— Stated goal —
Without skipping anything, write out each record below exactly.
----------------
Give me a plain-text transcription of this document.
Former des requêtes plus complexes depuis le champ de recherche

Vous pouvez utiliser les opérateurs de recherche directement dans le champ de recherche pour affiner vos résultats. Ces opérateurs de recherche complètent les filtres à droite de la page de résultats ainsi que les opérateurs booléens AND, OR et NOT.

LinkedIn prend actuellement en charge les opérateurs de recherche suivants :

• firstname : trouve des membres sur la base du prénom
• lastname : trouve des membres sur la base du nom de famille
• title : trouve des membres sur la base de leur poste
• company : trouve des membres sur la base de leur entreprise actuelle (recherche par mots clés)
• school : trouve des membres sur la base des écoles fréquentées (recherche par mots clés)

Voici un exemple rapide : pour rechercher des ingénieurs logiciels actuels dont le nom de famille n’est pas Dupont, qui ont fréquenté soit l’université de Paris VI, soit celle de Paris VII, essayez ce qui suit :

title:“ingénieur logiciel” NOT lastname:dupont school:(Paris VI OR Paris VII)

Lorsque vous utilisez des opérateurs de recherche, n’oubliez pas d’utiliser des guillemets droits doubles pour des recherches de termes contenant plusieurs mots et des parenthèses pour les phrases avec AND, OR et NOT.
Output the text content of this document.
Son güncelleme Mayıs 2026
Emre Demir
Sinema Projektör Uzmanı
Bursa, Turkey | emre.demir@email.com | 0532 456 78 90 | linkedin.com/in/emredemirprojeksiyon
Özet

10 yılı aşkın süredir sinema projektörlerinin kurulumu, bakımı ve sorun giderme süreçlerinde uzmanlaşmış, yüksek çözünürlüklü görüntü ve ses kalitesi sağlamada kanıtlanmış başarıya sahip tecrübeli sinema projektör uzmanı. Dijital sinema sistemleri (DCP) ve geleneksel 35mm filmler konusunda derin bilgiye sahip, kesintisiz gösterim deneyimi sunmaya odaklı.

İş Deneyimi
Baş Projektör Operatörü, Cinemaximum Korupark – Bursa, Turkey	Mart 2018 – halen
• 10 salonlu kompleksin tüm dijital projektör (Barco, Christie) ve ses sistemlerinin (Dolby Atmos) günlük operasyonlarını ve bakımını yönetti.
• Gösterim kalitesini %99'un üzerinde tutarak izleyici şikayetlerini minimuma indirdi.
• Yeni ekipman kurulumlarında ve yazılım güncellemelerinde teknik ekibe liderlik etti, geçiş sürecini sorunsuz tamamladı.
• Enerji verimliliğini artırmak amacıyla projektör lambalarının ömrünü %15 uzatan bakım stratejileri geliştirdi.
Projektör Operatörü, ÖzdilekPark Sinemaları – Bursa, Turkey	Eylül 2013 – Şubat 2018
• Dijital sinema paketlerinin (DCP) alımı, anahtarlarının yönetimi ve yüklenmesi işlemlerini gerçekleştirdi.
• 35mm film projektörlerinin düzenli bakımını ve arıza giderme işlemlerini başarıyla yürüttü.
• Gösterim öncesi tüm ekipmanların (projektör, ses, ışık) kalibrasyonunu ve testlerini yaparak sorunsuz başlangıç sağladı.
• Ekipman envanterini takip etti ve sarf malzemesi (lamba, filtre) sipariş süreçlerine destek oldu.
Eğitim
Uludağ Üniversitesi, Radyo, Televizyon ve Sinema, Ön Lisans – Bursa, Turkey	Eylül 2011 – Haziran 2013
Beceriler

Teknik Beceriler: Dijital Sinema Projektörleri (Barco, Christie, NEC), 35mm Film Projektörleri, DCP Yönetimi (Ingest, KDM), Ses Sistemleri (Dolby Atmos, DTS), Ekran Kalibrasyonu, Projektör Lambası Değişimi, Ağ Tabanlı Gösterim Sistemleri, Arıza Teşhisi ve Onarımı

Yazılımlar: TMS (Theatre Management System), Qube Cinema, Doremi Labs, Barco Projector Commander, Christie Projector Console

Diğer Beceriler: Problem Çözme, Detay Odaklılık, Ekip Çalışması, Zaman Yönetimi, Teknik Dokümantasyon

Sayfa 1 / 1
----------------
— Written response —
Give me a plain-text transcription of this document.
Former des requêtes plus complexes depuis le champ de recherche

Vous pouvez utiliser les opérateurs de recherche directement dans le champ de recherche pour affiner vos résultats. Ces opérateurs de recherche complètent les filtres à droite de la page de résultats ainsi que les opérateurs booléens AND, OR et NOT.

LinkedIn prend actuellement en charge les opérateurs de recherche suivants :

• firstname : trouve des membres sur la base du prénom
• lastname : trouve des membres sur la base du nom de famille
• title : trouve des membres sur la base de leur poste
• company : trouve des membres sur la base de leur entreprise actuelle (recherche par mots clés)
• school : trouve des membres sur la base des écoles fréquentées (recherche par mots clés)

Voici un exemple rapide : pour rechercher des ingénieurs logiciels actuels dont le nom de famille n’est pas Dupont, qui ont fréquenté soit l’université de Paris VI, soit celle de Paris VII, essayez ce qui suit :

title:“ingénieur logiciel” NOT lastname:dupont school:(Paris VI OR Paris VII)

Lorsque vous utilisez des opérateurs de recherche, n’oubliez pas d’utiliser des guillemets droits doubles pour des recherches de termes contenant plusieurs mots et des parenthèses pour les phrases avec AND, OR et NOT.
Output the text content of this document.
Son güncelleme Mayıs 2026
Emre Demir
Sinema Projektör Uzmanı
Bursa, Turkey | emre.demir@email.com | 0532 456 78 90 | linkedin.com/in/emredemirprojeksiyon
Özet

10 yılı aşkın süredir sinema projektörlerinin kurulumu, bakımı ve sorun giderme süreçlerinde uzmanlaşmış, yüksek çözünürlüklü görüntü ve ses kalitesi sağlamada kanıtlanmış başarıya sahip tecrübeli sinema projektör uzmanı. Dijital sinema sistemleri (DCP) ve geleneksel 35mm filmler konusunda derin bilgiye sahip, kesintisiz gösterim deneyimi sunmaya odaklı.

İş Deneyimi
Baş Projektör Operatörü, Cinemaximum Korupark – Bursa, Turkey	Mart 2018 – halen
• 10 salonlu kompleksin tüm dijital projektör (Barco, Christie) ve ses sistemlerinin (Dolby Atmos) günlük operasyonlarını ve bakımını yönetti.
• Gösterim kalitesini %99'un üzerinde tutarak izleyici şikayetlerini minimuma indirdi.
• Yeni ekipman kurulumlarında ve yazılım güncellemelerinde teknik ekibe liderlik etti, geçiş sürecini sorunsuz tamamladı.
• Enerji verimliliğini artırmak amacıyla projektör lambalarının ömrünü %15 uzatan bakım stratejileri geliştirdi.
Projektör Operatörü, ÖzdilekPark Sinemaları – Bursa, Turkey	Eylül 2013 – Şubat 2018
• Dijital sinema paketlerinin (DCP) alımı, anahtarlarının yönetimi ve yüklenmesi işlemlerini gerçekleştirdi.
• 35mm film projektörlerinin düzenli bakımını ve arıza giderme işlemlerini başarıyla yürüttü.
• Gösterim öncesi tüm ekipmanların (projektör, ses, ışık) kalibrasyonunu ve testlerini yaparak sorunsuz başlangıç sağladı.
• Ekipman envanterini takip etti ve sarf malzemesi (lamba, filtre) sipariş süreçlerine destek oldu.
Eğitim
Uludağ Üniversitesi, Radyo, Televizyon ve Sinema, Ön Lisans – Bursa, Turkey	Eylül 2011 – Haziran 2013
Beceriler

Teknik Beceriler: Dijital Sinema Projektörleri (Barco, Christie, NEC), 35mm Film Projektörleri, DCP Yönetimi (Ingest, KDM), Ses Sistemleri (Dolby Atmos, DTS), Ekran Kalibrasyonu, Projektör Lambası Değişimi, Ağ Tabanlı Gösterim Sistemleri, Arıza Teşhisi ve Onarımı

Yazılımlar: TMS (Theatre Management System), Qube Cinema, Doremi Labs, Barco Projector Commander, Christie Projector Console

Diğer Beceriler: Problem Çözme, Detay Odaklılık, Ekip Çalışması, Zaman Yönetimi, Teknik Dokümantasyon

Sayfa 1 / 1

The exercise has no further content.